> [Cosa farai]:
#1 Con quali aggettivi il brano descrive i modi in cui gli altri ti portano verso nuovi viaggi e nuove frontiere? Elencali tutti.
#2 Rispondi in breve a queste domande sul brano.
(a) Come viene resa in italiano la frase di Sartre "L’enfer, c’est les autres"?
(b) Secondo il brano, chi ci rende soprattutto ciò che siamo?
(c) Che cosa diventa davvero possibile scorgere quando gli altri lo fanno "in modo splendido e illuminante"?

══ Estratto del testo ══

Le storie degli altri.

Se non ricordo male, è stata la mistica francese Madeleine Delbrel a dire “Il nostro cammino è disegnato da Dio e impastato dagli uomini“. Laicamente e con più pessimismo, Jean Paul Sartre diceva “L’enfer, c’est les autres“, l’inferno sono gli altri.

A me pare che queste due citazioni siano gli estremi di uno stesso filo, o due sguardi diversi sullo stesso panorama: nel bene e nel male, sono soprattutto gli altri a renderci ciò che siamo.

A me piacciono gli altri, in generale. Anche gli altri molto diversi da me, che vengono da altri mondi e vivono vite molto diverse dalla mia. Gli altri ti portano verso nuovi viaggi e nuove frontiere, e sì, qualche volta lo fanno in modo fastidioso e opprimente. Ma a volte lo fanno in modo splendido e illuminante, e allora diventa davvero possibile scorgere un progetto divino in questo impasto di esseri umani.

═══
══ Insieme di dati ══

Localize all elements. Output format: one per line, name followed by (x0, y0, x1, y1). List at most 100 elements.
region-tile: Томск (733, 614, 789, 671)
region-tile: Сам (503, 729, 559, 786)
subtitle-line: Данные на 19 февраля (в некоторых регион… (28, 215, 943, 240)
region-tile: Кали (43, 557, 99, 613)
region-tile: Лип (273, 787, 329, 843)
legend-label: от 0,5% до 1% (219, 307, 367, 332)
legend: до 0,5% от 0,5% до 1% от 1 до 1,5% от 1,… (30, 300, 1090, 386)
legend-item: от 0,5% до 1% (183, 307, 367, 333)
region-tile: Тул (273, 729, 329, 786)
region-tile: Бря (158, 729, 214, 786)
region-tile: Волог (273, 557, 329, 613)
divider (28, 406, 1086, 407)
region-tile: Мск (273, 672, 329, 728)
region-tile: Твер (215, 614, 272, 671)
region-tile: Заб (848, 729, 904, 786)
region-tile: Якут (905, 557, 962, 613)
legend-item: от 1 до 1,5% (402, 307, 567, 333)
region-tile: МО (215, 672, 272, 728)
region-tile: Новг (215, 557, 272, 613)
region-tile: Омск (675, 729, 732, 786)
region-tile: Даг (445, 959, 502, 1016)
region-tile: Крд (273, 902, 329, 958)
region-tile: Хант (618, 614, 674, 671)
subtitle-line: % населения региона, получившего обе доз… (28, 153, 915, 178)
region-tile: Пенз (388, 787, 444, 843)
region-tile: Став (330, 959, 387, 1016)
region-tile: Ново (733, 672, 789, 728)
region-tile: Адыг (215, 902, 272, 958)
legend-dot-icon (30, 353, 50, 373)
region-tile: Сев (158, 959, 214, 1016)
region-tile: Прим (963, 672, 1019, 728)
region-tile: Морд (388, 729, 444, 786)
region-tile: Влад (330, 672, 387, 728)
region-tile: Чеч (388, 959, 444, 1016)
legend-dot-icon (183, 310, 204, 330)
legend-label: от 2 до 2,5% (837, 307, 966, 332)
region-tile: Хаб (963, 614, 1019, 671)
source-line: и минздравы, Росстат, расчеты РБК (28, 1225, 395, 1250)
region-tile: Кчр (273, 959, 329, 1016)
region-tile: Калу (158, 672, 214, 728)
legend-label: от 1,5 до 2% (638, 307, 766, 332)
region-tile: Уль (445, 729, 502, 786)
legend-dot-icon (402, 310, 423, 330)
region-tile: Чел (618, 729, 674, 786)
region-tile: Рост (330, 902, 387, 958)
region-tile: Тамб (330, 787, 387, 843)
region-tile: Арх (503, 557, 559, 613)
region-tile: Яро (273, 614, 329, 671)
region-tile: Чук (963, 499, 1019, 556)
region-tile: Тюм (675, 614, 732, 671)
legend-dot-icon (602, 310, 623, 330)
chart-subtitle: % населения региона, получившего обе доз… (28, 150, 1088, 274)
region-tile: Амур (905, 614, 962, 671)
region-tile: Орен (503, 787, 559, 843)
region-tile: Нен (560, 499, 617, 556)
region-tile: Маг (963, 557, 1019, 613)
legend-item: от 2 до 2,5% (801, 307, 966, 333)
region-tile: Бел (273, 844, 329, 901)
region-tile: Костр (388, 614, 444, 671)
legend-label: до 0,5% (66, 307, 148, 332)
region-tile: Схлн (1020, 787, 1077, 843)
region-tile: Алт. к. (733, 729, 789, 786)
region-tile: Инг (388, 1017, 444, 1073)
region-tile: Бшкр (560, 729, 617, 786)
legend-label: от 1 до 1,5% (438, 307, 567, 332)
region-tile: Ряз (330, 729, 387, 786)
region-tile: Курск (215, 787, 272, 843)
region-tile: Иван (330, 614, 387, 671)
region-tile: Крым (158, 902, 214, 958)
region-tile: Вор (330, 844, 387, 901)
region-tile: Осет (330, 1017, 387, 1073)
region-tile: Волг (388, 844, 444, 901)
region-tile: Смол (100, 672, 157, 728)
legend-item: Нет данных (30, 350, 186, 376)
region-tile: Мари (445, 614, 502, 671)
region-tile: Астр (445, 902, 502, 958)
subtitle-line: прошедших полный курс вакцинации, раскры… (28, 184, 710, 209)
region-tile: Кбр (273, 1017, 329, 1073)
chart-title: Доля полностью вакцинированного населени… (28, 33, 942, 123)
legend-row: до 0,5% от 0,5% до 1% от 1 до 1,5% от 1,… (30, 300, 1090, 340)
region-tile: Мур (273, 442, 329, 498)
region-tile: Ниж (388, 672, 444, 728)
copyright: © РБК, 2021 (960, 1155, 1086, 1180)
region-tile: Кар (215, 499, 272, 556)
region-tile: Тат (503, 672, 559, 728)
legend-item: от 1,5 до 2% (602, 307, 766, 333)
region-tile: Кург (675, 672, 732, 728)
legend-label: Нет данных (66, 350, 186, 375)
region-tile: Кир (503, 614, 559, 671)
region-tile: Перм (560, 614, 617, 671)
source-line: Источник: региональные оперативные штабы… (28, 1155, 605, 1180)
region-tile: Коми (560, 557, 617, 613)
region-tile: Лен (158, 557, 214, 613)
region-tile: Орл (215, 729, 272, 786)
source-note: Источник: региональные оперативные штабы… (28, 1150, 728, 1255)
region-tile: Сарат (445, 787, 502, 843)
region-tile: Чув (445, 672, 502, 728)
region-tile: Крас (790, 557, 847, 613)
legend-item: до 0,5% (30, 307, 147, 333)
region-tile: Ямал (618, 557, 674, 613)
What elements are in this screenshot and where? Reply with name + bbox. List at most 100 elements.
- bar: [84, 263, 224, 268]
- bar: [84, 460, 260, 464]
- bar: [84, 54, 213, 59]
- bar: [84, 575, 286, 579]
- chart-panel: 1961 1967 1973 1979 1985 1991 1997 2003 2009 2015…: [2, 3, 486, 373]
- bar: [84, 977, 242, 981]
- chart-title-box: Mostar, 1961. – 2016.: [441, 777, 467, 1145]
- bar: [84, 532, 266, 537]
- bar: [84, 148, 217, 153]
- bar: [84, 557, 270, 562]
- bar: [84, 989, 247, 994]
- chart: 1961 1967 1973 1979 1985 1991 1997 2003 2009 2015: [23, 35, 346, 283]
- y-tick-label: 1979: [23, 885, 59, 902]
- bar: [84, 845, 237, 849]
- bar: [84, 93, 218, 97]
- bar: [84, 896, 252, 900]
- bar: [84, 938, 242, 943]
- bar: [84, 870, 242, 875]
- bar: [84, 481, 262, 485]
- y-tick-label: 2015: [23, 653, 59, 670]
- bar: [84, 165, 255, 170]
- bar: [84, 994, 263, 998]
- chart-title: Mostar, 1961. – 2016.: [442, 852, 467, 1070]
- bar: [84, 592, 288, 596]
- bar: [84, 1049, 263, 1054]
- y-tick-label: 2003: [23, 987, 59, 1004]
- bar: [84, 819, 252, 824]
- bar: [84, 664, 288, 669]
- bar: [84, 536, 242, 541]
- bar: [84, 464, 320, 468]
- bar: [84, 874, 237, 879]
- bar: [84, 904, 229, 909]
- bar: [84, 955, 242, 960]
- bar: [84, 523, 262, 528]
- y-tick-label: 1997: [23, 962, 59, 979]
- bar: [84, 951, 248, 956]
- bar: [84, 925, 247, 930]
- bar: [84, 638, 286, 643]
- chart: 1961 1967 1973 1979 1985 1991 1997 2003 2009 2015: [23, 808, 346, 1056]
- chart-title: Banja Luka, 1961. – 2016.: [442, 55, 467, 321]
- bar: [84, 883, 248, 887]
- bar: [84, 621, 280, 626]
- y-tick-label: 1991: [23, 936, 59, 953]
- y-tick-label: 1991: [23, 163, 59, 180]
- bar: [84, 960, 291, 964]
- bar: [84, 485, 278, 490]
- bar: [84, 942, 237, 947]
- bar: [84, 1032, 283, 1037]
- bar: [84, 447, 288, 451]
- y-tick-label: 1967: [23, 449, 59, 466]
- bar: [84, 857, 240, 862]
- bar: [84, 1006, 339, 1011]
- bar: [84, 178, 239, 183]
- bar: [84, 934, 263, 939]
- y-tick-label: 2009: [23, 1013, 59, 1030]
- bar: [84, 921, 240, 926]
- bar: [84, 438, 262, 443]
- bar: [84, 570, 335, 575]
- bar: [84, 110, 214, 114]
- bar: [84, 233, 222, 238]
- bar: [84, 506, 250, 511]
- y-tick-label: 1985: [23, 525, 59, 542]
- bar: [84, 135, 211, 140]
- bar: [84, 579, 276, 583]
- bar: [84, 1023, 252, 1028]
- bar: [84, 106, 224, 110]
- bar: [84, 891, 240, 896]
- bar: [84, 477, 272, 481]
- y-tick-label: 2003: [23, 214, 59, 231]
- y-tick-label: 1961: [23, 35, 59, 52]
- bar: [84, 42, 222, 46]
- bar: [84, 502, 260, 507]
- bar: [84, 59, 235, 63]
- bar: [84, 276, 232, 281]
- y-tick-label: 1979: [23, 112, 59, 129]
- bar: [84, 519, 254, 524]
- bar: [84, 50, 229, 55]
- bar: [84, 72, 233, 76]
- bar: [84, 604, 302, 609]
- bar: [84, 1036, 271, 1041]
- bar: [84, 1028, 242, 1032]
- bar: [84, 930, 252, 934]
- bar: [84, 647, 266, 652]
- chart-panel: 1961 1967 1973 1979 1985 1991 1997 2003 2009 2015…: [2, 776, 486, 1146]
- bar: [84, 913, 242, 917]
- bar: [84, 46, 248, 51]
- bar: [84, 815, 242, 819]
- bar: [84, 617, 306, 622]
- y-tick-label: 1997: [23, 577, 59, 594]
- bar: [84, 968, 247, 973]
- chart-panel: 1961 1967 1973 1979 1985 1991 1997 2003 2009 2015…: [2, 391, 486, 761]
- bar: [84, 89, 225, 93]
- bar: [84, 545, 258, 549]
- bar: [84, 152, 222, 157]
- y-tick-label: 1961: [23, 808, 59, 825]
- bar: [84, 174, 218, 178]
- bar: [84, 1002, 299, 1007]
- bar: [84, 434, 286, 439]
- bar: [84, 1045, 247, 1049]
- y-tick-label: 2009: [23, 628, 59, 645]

═══

> [Risposte fornite]:
#1 fastidioso, opprimente, splendido, illuminante

#2
(a) L’inferno sono gli altri.
(b) Gli altri.
(c) Un progetto divino in questo impasto di esseri umani.